(Records from a data collection)
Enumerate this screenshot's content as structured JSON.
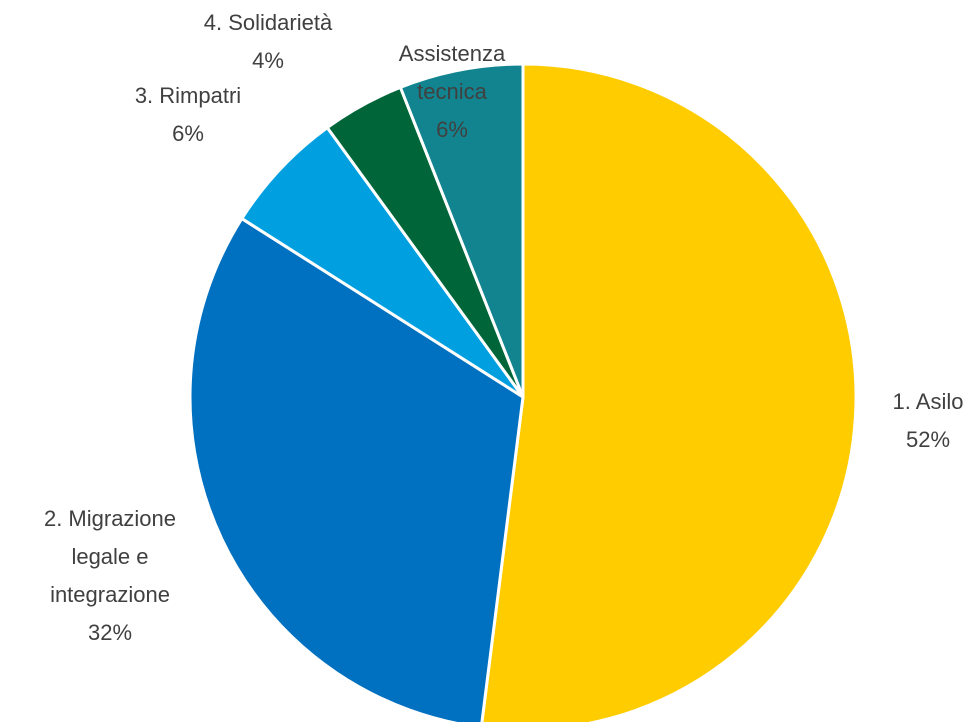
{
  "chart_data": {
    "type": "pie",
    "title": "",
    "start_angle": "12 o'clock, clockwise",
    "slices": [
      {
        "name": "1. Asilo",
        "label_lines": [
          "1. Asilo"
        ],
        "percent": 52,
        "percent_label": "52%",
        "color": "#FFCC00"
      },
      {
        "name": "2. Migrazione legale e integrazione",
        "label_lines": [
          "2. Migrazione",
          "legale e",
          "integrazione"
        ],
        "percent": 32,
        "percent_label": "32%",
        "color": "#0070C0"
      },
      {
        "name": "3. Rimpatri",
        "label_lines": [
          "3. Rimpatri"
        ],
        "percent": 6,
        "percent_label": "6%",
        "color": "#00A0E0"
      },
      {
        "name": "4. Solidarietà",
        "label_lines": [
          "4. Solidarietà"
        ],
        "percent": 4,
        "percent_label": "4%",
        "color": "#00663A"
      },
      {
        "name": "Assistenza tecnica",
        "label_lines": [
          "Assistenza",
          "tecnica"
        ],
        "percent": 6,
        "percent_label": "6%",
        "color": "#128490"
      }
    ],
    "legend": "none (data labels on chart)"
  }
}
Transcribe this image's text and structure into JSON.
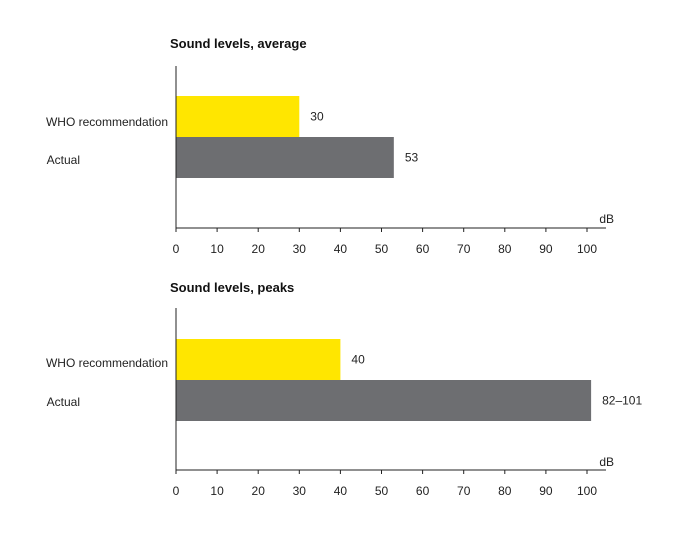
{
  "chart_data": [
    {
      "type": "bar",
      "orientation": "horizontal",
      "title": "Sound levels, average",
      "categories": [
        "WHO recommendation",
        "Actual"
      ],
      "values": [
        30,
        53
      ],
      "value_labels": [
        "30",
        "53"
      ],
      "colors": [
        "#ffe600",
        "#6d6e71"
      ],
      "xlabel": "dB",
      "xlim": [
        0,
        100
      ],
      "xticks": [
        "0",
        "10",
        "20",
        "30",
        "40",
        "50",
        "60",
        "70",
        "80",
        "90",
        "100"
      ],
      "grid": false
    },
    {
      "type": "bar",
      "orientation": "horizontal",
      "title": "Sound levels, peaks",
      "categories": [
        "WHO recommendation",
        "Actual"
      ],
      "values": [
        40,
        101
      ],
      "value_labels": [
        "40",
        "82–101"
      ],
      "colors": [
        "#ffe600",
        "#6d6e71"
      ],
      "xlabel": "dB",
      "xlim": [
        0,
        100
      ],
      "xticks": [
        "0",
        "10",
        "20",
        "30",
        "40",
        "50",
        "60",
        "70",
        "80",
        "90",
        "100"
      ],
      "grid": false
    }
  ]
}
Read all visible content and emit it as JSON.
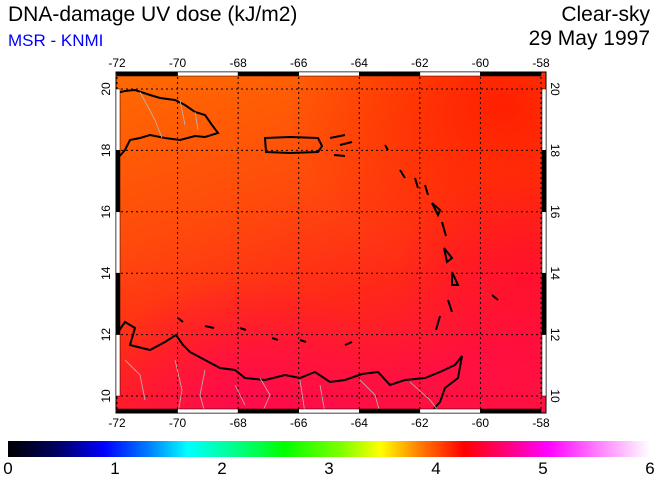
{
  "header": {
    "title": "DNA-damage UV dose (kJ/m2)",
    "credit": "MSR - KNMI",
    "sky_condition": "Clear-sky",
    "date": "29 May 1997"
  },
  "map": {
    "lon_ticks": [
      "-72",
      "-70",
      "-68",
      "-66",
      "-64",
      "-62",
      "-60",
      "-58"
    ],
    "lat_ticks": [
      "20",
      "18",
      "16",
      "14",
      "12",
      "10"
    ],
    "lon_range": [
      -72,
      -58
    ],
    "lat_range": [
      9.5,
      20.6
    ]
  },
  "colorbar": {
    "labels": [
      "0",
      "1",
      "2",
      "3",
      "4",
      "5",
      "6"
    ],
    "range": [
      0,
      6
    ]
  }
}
--
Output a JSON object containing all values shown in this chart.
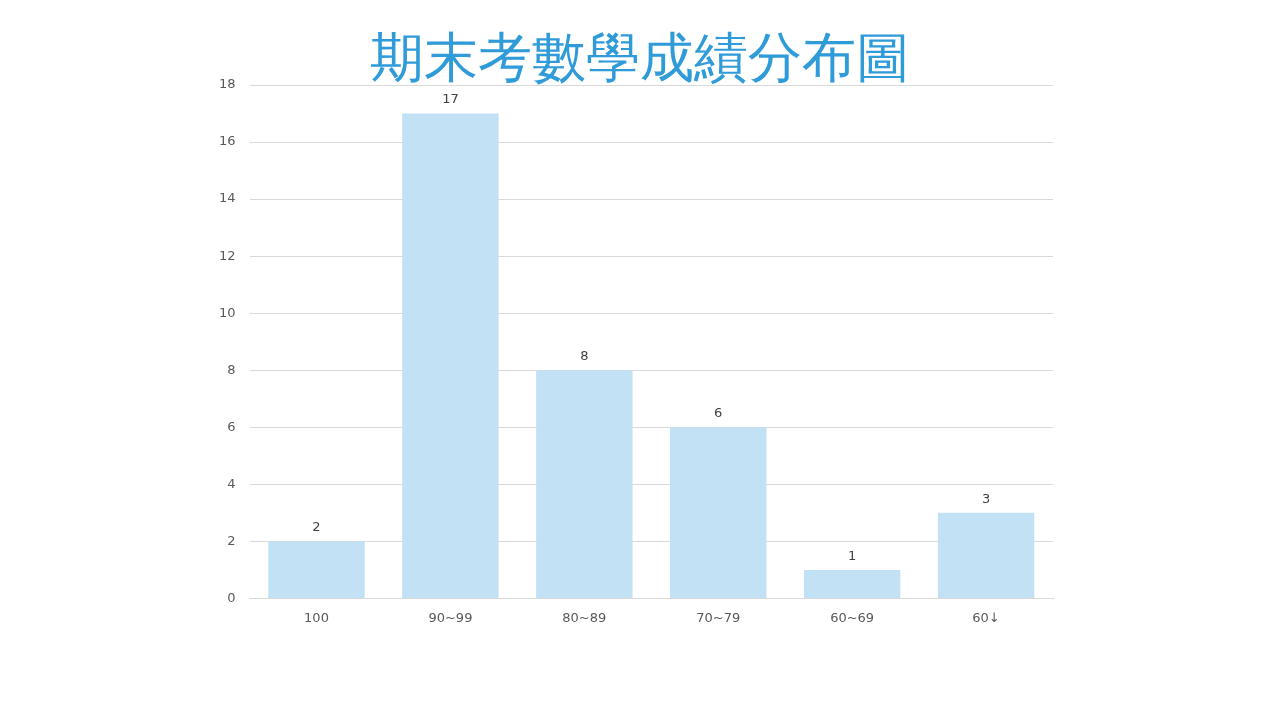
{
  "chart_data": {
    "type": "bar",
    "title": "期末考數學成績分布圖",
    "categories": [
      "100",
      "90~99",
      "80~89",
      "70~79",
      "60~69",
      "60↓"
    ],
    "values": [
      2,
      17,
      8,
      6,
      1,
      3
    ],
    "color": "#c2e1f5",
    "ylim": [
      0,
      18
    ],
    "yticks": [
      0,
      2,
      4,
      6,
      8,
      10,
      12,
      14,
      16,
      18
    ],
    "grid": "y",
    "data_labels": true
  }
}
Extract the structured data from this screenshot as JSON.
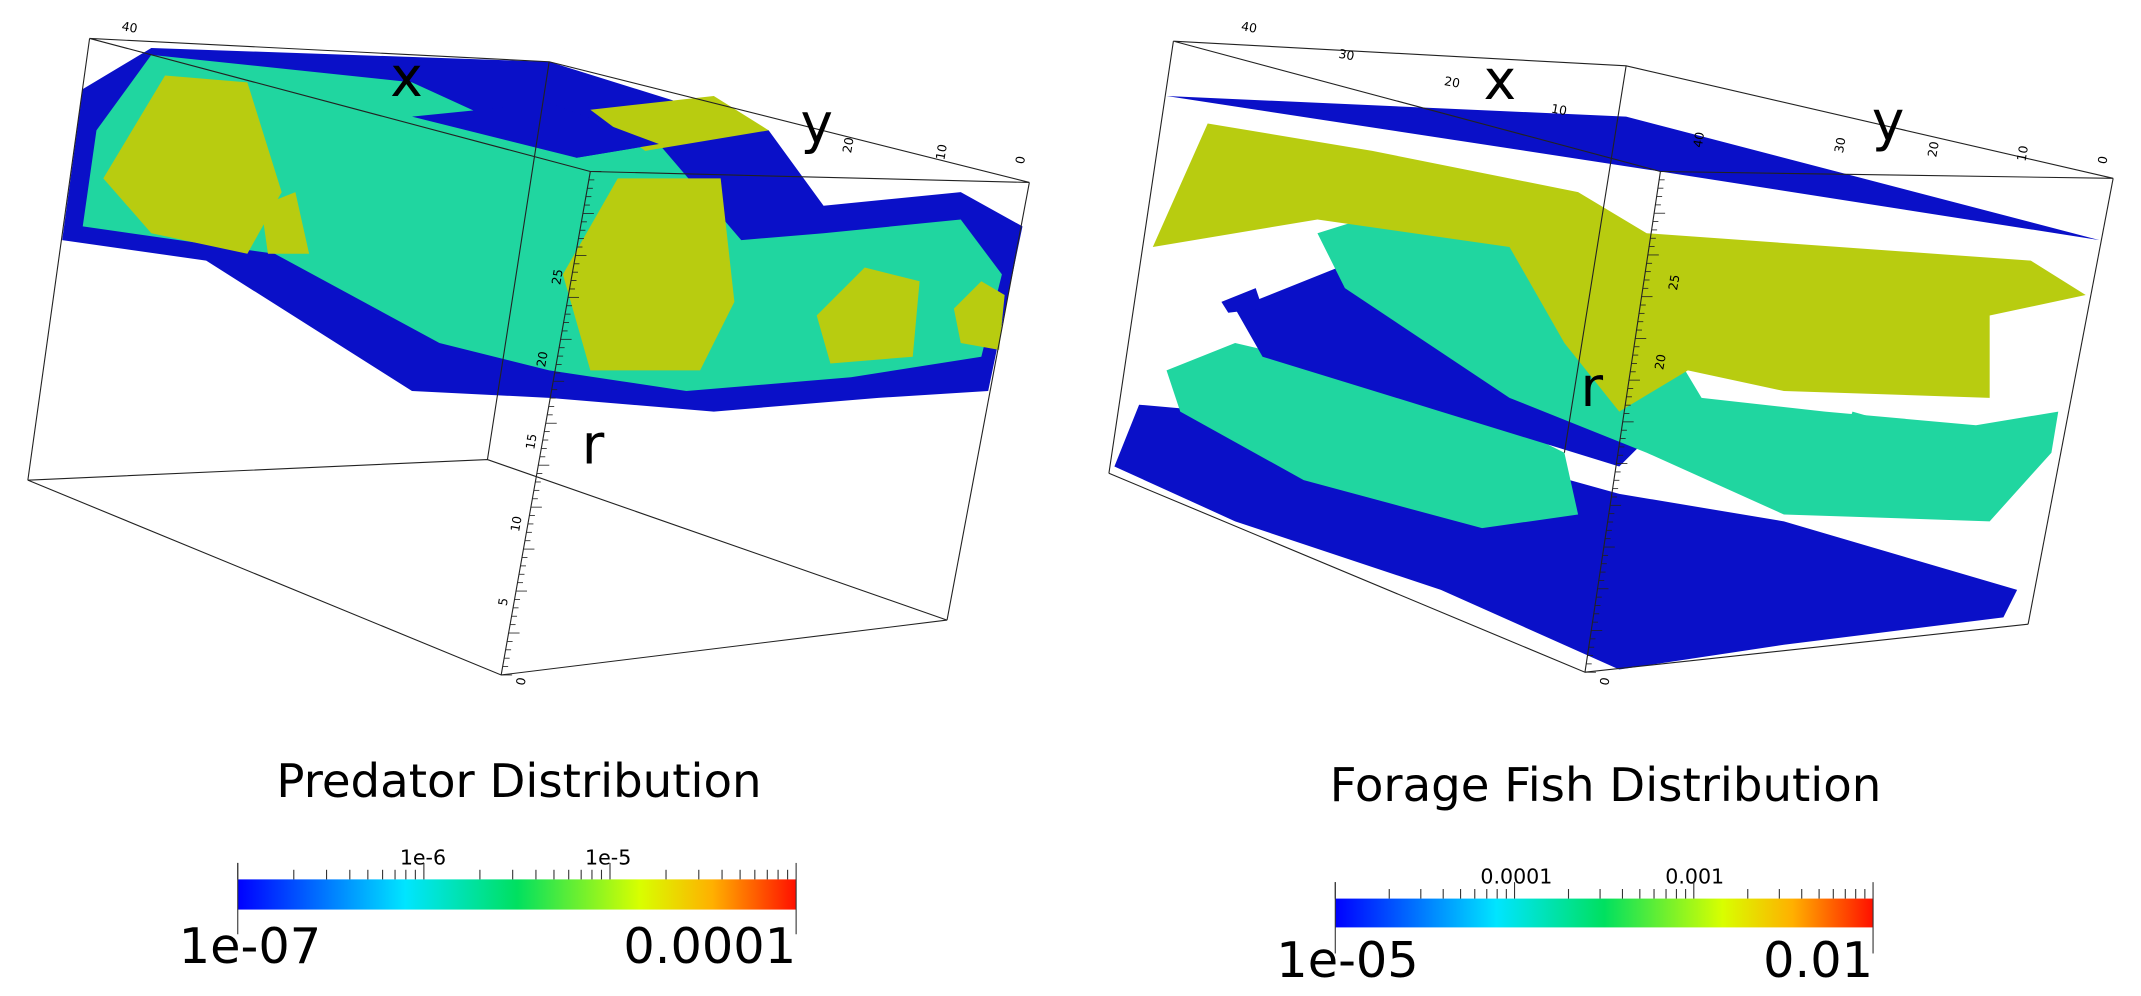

◆ Required task:
Reproduce exactly the run of lines beginning with the one that contains "Output a JSON" and ending with the one that contains "Extract the structured". Do not include pictures.

◆ Correct output:
Output a JSON object containing all values shown in this chart.
{
  "chart_data": {
    "type": "bar",
    "title": "期末考數學成績分布圖",
    "categories": [
      "100",
      "90~99",
      "80~89",
      "70~79",
      "60~69",
      "60↓"
    ],
    "values": [
      2,
      17,
      8,
      6,
      1,
      3
    ],
    "color": "#c2e1f5",
    "ylim": [
      0,
      18
    ],
    "yticks": [
      0,
      2,
      4,
      6,
      8,
      10,
      12,
      14,
      16,
      18
    ],
    "grid": "y",
    "data_labels": true
  }
}
Extract the structured data from this screenshot as JSON.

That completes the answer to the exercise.